start SUPPLIED INFORMATION

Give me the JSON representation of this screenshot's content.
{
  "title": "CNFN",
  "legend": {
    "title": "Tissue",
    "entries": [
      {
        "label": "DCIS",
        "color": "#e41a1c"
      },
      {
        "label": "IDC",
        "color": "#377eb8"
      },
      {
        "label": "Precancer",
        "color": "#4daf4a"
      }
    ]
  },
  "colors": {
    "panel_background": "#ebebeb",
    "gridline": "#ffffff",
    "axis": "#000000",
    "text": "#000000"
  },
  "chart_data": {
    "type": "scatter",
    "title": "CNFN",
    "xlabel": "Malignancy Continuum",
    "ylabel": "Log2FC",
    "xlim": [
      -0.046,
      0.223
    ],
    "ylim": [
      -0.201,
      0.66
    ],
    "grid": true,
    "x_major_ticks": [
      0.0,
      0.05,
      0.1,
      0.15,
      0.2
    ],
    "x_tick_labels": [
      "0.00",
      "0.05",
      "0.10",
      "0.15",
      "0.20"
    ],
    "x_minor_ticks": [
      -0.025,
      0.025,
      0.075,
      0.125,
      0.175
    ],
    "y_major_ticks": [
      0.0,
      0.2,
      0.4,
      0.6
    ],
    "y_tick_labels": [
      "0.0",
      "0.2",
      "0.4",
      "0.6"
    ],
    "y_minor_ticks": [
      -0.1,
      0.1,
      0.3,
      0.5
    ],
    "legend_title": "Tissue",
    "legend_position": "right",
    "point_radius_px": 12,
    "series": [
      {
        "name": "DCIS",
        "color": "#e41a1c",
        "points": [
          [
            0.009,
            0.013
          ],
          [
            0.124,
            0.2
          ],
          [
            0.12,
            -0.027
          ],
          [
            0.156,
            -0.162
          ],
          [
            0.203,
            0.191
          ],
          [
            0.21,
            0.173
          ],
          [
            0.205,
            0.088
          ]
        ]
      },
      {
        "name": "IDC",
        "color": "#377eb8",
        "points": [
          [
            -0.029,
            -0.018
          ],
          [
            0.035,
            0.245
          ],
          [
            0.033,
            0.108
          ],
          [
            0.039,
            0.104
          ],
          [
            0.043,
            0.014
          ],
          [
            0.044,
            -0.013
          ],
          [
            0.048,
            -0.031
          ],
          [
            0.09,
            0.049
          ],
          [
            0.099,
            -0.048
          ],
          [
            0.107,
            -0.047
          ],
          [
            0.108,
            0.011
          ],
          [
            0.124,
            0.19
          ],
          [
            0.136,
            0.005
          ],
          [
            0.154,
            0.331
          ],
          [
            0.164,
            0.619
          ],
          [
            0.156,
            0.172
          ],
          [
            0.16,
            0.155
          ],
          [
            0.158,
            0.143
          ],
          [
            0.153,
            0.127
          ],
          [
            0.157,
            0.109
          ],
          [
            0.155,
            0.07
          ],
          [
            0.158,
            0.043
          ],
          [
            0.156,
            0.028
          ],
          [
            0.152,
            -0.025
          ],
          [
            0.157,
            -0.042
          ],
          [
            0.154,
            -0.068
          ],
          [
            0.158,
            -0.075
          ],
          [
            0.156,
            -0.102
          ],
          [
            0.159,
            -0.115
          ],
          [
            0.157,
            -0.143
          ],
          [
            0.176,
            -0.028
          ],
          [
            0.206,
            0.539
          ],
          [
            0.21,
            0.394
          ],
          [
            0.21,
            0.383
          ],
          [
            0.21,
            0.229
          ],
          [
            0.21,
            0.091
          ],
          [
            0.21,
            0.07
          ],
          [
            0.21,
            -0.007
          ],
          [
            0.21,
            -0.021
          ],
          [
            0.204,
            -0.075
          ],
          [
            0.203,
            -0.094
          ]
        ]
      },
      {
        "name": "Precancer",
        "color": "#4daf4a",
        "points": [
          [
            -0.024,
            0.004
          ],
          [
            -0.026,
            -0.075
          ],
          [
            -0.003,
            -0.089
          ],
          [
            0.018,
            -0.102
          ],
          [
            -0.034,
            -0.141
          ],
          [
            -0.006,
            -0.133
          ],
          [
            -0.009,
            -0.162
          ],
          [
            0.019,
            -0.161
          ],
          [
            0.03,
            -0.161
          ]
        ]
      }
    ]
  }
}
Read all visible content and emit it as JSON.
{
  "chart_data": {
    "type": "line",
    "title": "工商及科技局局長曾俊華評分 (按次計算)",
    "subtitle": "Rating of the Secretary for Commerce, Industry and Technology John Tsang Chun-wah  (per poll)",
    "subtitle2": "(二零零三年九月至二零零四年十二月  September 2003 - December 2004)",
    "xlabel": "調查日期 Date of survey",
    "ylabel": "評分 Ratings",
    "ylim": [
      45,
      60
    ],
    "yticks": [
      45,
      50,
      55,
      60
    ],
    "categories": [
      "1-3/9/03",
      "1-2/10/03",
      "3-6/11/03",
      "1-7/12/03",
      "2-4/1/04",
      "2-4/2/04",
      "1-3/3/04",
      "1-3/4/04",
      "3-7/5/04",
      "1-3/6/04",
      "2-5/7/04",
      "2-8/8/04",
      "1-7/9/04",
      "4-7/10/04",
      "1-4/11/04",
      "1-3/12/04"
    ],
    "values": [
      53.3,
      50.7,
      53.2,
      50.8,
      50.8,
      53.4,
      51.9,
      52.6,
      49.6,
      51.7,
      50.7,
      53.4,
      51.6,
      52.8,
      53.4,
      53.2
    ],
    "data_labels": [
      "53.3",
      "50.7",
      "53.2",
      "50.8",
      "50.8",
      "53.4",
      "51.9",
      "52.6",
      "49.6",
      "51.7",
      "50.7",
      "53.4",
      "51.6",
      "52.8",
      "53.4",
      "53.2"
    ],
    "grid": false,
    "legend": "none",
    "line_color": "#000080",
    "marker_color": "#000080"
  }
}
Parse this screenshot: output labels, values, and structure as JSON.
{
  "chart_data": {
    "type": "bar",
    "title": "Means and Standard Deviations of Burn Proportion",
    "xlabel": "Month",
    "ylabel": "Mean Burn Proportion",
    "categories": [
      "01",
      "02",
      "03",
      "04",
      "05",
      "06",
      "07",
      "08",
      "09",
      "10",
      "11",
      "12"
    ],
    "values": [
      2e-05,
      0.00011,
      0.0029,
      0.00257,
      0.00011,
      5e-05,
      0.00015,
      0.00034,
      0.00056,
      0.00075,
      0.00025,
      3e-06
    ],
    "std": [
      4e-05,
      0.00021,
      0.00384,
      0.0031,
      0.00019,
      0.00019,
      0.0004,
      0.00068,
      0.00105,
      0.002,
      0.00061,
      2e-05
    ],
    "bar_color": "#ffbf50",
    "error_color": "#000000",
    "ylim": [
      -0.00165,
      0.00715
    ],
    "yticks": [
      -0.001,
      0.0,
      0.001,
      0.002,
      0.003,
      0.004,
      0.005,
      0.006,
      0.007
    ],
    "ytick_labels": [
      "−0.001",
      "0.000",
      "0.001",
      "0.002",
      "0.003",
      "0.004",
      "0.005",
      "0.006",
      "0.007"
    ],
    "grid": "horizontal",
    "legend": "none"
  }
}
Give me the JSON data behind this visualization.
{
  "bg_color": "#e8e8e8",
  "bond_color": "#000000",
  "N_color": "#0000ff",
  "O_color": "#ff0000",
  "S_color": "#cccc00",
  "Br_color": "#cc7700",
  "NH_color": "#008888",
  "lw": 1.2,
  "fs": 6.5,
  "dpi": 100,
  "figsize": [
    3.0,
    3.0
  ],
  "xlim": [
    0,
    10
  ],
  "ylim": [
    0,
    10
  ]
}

end SUPPLIED INFORMATION

### INSTRUCTION
Write each line above out exactly.

### TASK ANSWER
Give me the JSON representation of this screenshot's content.
{
  "title": "CNFN",
  "legend": {
    "title": "Tissue",
    "entries": [
      {
        "label": "DCIS",
        "color": "#e41a1c"
      },
      {
        "label": "IDC",
        "color": "#377eb8"
      },
      {
        "label": "Precancer",
        "color": "#4daf4a"
      }
    ]
  },
  "colors": {
    "panel_background": "#ebebeb",
    "gridline": "#ffffff",
    "axis": "#000000",
    "text": "#000000"
  },
  "chart_data": {
    "type": "scatter",
    "title": "CNFN",
    "xlabel": "Malignancy Continuum",
    "ylabel": "Log2FC",
    "xlim": [
      -0.046,
      0.223
    ],
    "ylim": [
      -0.201,
      0.66
    ],
    "grid": true,
    "x_major_ticks": [
      0.0,
      0.05,
      0.1,
      0.15,
      0.2
    ],
    "x_tick_labels": [
      "0.00",
      "0.05",
      "0.10",
      "0.15",
      "0.20"
    ],
    "x_minor_ticks": [
      -0.025,
      0.025,
      0.075,
      0.125,
      0.175
    ],
    "y_major_ticks": [
      0.0,
      0.2,
      0.4,
      0.6
    ],
    "y_tick_labels": [
      "0.0",
      "0.2",
      "0.4",
      "0.6"
    ],
    "y_minor_ticks": [
      -0.1,
      0.1,
      0.3,
      0.5
    ],
    "legend_title": "Tissue",
    "legend_position": "right",
    "point_radius_px": 12,
    "series": [
      {
        "name": "DCIS",
        "color": "#e41a1c",
        "points": [
          [
            0.009,
            0.013
          ],
          [
            0.124,
            0.2
          ],
          [
            0.12,
            -0.027
          ],
          [
            0.156,
            -0.162
          ],
          [
            0.203,
            0.191
          ],
          [
            0.21,
            0.173
          ],
          [
            0.205,
            0.088
          ]
        ]
      },
      {
        "name": "IDC",
        "color": "#377eb8",
        "points": [
          [
            -0.029,
            -0.018
          ],
          [
            0.035,
            0.245
          ],
          [
            0.033,
            0.108
          ],
          [
            0.039,
            0.104
          ],
          [
            0.043,
            0.014
          ],
          [
            0.044,
            -0.013
          ],
          [
            0.048,
            -0.031
          ],
          [
            0.09,
            0.049
          ],
          [
            0.099,
            -0.048
          ],
          [
            0.107,
            -0.047
          ],
          [
            0.108,
            0.011
          ],
          [
            0.124,
            0.19
          ],
          [
            0.136,
            0.005
          ],
          [
            0.154,
            0.331
          ],
          [
            0.164,
            0.619
          ],
          [
            0.156,
            0.172
          ],
          [
            0.16,
            0.155
          ],
          [
            0.158,
            0.143
          ],
          [
            0.153,
            0.127
          ],
          [
            0.157,
            0.109
          ],
          [
            0.155,
            0.07
          ],
          [
            0.158,
            0.043
          ],
          [
            0.156,
            0.028
          ],
          [
            0.152,
            -0.025
          ],
          [
            0.157,
            -0.042
          ],
          [
            0.154,
            -0.068
          ],
          [
            0.158,
            -0.075
          ],
          [
            0.156,
            -0.102
          ],
          [
            0.159,
            -0.115
          ],
          [
            0.157,
            -0.143
          ],
          [
            0.176,
            -0.028
          ],
          [
            0.206,
            0.539
          ],
          [
            0.21,
            0.394
          ],
          [
            0.21,
            0.383
          ],
          [
            0.21,
            0.229
          ],
          [
            0.21,
            0.091
          ],
          [
            0.21,
            0.07
          ],
          [
            0.21,
            -0.007
          ],
          [
            0.21,
            -0.021
          ],
          [
            0.204,
            -0.075
          ],
          [
            0.203,
            -0.094
          ]
        ]
      },
      {
        "name": "Precancer",
        "color": "#4daf4a",
        "points": [
          [
            -0.024,
            0.004
          ],
          [
            -0.026,
            -0.075
          ],
          [
            -0.003,
            -0.089
          ],
          [
            0.018,
            -0.102
          ],
          [
            -0.034,
            -0.141
          ],
          [
            -0.006,
            -0.133
          ],
          [
            -0.009,
            -0.162
          ],
          [
            0.019,
            -0.161
          ],
          [
            0.03,
            -0.161
          ]
        ]
      }
    ]
  }
}
Read all visible content and emit it as JSON.
{
  "chart_data": {
    "type": "line",
    "title": "工商及科技局局長曾俊華評分 (按次計算)",
    "subtitle": "Rating of the Secretary for Commerce, Industry and Technology John Tsang Chun-wah  (per poll)",
    "subtitle2": "(二零零三年九月至二零零四年十二月  September 2003 - December 2004)",
    "xlabel": "調查日期 Date of survey",
    "ylabel": "評分 Ratings",
    "ylim": [
      45,
      60
    ],
    "yticks": [
      45,
      50,
      55,
      60
    ],
    "categories": [
      "1-3/9/03",
      "1-2/10/03",
      "3-6/11/03",
      "1-7/12/03",
      "2-4/1/04",
      "2-4/2/04",
      "1-3/3/04",
      "1-3/4/04",
      "3-7/5/04",
      "1-3/6/04",
      "2-5/7/04",
      "2-8/8/04",
      "1-7/9/04",
      "4-7/10/04",
      "1-4/11/04",
      "1-3/12/04"
    ],
    "values": [
      53.3,
      50.7,
      53.2,
      50.8,
      50.8,
      53.4,
      51.9,
      52.6,
      49.6,
      51.7,
      50.7,
      53.4,
      51.6,
      52.8,
      53.4,
      53.2
    ],
    "data_labels": [
      "53.3",
      "50.7",
      "53.2",
      "50.8",
      "50.8",
      "53.4",
      "51.9",
      "52.6",
      "49.6",
      "51.7",
      "50.7",
      "53.4",
      "51.6",
      "52.8",
      "53.4",
      "53.2"
    ],
    "grid": false,
    "legend": "none",
    "line_color": "#000080",
    "marker_color": "#000080"
  }
}
Parse this screenshot: output labels, values, and structure as JSON.
{
  "chart_data": {
    "type": "bar",
    "title": "Means and Standard Deviations of Burn Proportion",
    "xlabel": "Month",
    "ylabel": "Mean Burn Proportion",
    "categories": [
      "01",
      "02",
      "03",
      "04",
      "05",
      "06",
      "07",
      "08",
      "09",
      "10",
      "11",
      "12"
    ],
    "values": [
      2e-05,
      0.00011,
      0.0029,
      0.00257,
      0.00011,
      5e-05,
      0.00015,
      0.00034,
      0.00056,
      0.00075,
      0.00025,
      3e-06
    ],
    "std": [
      4e-05,
      0.00021,
      0.00384,
      0.0031,
      0.00019,
      0.00019,
      0.0004,
      0.00068,
      0.00105,
      0.002,
      0.00061,
      2e-05
    ],
    "bar_color": "#ffbf50",
    "error_color": "#000000",
    "ylim": [
      -0.00165,
      0.00715
    ],
    "yticks": [
      -0.001,
      0.0,
      0.001,
      0.002,
      0.003,
      0.004,
      0.005,
      0.006,
      0.007
    ],
    "ytick_labels": [
      "−0.001",
      "0.000",
      "0.001",
      "0.002",
      "0.003",
      "0.004",
      "0.005",
      "0.006",
      "0.007"
    ],
    "grid": "horizontal",
    "legend": "none"
  }
}
Give me the JSON data behind this visualization.
{
  "bg_color": "#e8e8e8",
  "bond_color": "#000000",
  "N_color": "#0000ff",
  "O_color": "#ff0000",
  "S_color": "#cccc00",
  "Br_color": "#cc7700",
  "NH_color": "#008888",
  "lw": 1.2,
  "fs": 6.5,
  "dpi": 100,
  "figsize": [
    3.0,
    3.0
  ],
  "xlim": [
    0,
    10
  ],
  "ylim": [
    0,
    10
  ]
}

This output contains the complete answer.